Materials provided —
━━━

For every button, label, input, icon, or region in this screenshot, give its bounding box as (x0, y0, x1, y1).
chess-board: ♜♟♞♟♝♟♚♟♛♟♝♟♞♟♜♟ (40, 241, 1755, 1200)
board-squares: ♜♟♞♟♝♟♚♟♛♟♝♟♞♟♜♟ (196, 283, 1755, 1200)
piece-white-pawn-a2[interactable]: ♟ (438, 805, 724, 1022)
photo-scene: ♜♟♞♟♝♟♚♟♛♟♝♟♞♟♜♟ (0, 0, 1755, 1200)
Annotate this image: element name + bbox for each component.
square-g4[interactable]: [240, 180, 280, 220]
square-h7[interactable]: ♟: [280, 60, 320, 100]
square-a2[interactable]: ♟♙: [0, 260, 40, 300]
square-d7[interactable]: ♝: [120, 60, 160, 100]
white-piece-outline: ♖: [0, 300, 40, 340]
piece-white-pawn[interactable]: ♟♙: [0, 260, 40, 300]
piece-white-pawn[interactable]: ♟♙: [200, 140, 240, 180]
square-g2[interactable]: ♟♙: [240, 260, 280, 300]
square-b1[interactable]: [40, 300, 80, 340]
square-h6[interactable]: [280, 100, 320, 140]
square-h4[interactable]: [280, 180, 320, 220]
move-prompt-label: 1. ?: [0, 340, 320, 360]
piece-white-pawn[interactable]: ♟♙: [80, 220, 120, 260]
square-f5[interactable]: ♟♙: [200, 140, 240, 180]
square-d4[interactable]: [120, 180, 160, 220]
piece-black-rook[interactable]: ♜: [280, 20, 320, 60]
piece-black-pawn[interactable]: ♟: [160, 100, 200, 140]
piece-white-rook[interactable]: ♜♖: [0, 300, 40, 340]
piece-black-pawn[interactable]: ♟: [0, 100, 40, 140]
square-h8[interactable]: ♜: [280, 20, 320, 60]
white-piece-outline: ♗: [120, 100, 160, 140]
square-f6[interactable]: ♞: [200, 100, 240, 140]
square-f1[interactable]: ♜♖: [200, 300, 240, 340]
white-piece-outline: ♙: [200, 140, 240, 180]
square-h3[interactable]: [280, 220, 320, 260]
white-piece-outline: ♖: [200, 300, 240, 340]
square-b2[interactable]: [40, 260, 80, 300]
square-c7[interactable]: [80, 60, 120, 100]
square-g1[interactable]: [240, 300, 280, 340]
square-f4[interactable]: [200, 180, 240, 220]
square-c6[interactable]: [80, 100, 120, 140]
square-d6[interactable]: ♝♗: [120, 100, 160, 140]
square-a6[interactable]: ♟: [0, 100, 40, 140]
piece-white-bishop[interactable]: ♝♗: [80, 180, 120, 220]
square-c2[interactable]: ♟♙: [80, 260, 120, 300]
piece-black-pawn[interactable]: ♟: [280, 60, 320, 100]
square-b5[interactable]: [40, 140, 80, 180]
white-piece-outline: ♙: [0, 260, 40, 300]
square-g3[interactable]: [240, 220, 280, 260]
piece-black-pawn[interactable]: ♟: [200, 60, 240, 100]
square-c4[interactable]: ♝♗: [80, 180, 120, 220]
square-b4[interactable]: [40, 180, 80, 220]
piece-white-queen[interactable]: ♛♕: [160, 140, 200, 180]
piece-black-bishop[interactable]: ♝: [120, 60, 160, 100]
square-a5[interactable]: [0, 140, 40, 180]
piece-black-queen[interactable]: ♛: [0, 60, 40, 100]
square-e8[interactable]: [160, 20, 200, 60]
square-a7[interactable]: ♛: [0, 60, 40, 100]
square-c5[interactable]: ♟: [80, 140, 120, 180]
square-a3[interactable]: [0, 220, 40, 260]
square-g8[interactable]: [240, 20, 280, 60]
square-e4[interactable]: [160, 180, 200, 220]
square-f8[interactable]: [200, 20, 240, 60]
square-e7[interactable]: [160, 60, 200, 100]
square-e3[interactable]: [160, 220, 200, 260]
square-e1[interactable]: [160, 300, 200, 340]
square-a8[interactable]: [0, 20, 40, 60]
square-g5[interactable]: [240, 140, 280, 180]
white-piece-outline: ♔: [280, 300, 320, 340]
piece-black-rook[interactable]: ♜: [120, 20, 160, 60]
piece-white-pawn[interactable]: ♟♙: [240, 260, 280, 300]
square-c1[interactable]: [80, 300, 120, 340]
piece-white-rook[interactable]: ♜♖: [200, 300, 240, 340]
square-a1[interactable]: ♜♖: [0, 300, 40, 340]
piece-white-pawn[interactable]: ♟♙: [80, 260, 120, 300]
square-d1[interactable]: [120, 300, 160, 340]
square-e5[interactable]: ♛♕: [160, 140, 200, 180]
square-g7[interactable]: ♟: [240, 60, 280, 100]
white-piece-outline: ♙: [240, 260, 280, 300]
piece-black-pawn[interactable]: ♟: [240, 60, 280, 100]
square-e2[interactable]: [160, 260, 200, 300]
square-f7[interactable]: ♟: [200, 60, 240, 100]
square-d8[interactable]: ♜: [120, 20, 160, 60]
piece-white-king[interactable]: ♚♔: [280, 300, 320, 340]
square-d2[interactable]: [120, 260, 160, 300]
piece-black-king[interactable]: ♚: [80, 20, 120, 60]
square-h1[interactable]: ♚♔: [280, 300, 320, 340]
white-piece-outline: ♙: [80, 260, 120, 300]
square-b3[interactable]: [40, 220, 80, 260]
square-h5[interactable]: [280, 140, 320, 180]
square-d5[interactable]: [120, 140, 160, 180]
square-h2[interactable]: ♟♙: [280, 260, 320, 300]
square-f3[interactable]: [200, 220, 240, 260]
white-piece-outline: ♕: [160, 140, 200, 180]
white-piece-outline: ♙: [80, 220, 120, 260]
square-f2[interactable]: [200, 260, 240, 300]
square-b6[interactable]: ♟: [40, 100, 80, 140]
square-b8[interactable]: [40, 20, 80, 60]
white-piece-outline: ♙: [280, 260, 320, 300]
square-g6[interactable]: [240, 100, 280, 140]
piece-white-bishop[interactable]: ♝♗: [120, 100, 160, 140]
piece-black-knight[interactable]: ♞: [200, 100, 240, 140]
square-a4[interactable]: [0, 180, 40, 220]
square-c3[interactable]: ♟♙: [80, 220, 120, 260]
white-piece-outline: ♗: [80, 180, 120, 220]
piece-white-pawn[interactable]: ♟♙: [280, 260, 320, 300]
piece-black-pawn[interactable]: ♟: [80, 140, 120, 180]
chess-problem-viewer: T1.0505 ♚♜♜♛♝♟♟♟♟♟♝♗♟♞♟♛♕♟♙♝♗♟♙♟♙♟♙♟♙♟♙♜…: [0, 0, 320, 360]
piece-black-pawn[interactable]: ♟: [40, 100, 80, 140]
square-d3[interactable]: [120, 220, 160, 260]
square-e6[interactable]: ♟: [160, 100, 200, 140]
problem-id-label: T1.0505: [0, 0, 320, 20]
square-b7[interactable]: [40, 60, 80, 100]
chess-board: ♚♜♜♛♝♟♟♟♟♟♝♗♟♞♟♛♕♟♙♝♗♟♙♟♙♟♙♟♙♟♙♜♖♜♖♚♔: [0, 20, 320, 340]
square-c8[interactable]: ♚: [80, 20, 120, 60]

━━━

Problem requirements — Please return the rows verbatim, starting at the first row and ending at the line that contains "square-a2[interactable]: ♟♙: [0, 260, 40, 300]", with both ends included.

Written answer —
For every button, label, input, icon, or region in this screenshot, give its bounding box as (x0, y0, x1, y1).
chess-board: ♜♟♞♟♝♟♚♟♛♟♝♟♞♟♜♟ (40, 241, 1755, 1200)
board-squares: ♜♟♞♟♝♟♚♟♛♟♝♟♞♟♜♟ (196, 283, 1755, 1200)
piece-white-pawn-a2[interactable]: ♟ (438, 805, 724, 1022)
photo-scene: ♜♟♞♟♝♟♚♟♛♟♝♟♞♟♜♟ (0, 0, 1755, 1200)
Annotate this image: element name + bbox for each component.
square-g4[interactable]: [240, 180, 280, 220]
square-h7[interactable]: ♟: [280, 60, 320, 100]
square-a2[interactable]: ♟♙: [0, 260, 40, 300]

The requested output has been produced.